* Entries provided:
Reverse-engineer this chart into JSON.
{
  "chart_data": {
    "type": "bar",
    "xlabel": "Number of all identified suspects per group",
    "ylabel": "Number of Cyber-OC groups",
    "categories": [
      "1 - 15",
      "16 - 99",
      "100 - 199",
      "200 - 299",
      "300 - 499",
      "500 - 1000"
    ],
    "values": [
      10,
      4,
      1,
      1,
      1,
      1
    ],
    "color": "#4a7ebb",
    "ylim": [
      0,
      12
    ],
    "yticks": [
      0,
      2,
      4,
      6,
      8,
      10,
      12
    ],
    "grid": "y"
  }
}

* What this task involves: Copy out each line of the material that holds the word "Number".

* Task answer:
    "xlabel": "Number of all identified suspects per group",
    "ylabel": "Number of Cyber-OC groups",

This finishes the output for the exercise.